__Collected data__
* * * * * * * * *
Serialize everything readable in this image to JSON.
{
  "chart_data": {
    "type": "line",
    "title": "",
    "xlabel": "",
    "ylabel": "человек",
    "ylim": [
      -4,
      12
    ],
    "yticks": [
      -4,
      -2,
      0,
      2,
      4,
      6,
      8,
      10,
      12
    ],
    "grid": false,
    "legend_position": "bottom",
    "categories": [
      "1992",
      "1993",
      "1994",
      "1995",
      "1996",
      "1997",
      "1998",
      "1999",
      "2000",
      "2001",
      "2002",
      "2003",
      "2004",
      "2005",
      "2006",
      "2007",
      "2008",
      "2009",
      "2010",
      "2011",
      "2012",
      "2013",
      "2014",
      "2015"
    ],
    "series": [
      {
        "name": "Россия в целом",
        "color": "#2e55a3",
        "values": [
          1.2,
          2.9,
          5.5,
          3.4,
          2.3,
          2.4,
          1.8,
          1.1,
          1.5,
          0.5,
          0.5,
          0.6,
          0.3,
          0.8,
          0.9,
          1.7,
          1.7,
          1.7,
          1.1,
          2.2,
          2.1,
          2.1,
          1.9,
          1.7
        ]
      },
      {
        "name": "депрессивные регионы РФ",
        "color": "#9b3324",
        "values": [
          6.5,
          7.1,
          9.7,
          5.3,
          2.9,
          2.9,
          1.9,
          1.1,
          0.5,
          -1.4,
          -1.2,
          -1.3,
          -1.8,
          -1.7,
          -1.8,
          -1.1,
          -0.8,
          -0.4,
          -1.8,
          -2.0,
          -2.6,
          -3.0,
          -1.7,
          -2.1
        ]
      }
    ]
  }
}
* * * * * * * * *
Each line in the material above must be retyped without alteration.

__FINAL RESULT__
Serialize everything readable in this image to JSON.
{
  "chart_data": {
    "type": "line",
    "title": "",
    "xlabel": "",
    "ylabel": "человек",
    "ylim": [
      -4,
      12
    ],
    "yticks": [
      -4,
      -2,
      0,
      2,
      4,
      6,
      8,
      10,
      12
    ],
    "grid": false,
    "legend_position": "bottom",
    "categories": [
      "1992",
      "1993",
      "1994",
      "1995",
      "1996",
      "1997",
      "1998",
      "1999",
      "2000",
      "2001",
      "2002",
      "2003",
      "2004",
      "2005",
      "2006",
      "2007",
      "2008",
      "2009",
      "2010",
      "2011",
      "2012",
      "2013",
      "2014",
      "2015"
    ],
    "series": [
      {
        "name": "Россия в целом",
        "color": "#2e55a3",
        "values": [
          1.2,
          2.9,
          5.5,
          3.4,
          2.3,
          2.4,
          1.8,
          1.1,
          1.5,
          0.5,
          0.5,
          0.6,
          0.3,
          0.8,
          0.9,
          1.7,
          1.7,
          1.7,
          1.1,
          2.2,
          2.1,
          2.1,
          1.9,
          1.7
        ]
      },
      {
        "name": "депрессивные регионы РФ",
        "color": "#9b3324",
        "values": [
          6.5,
          7.1,
          9.7,
          5.3,
          2.9,
          2.9,
          1.9,
          1.1,
          0.5,
          -1.4,
          -1.2,
          -1.3,
          -1.8,
          -1.7,
          -1.8,
          -1.1,
          -0.8,
          -0.4,
          -1.8,
          -2.0,
          -2.6,
          -3.0,
          -1.7,
          -2.1
        ]
      }
    ]
  }
}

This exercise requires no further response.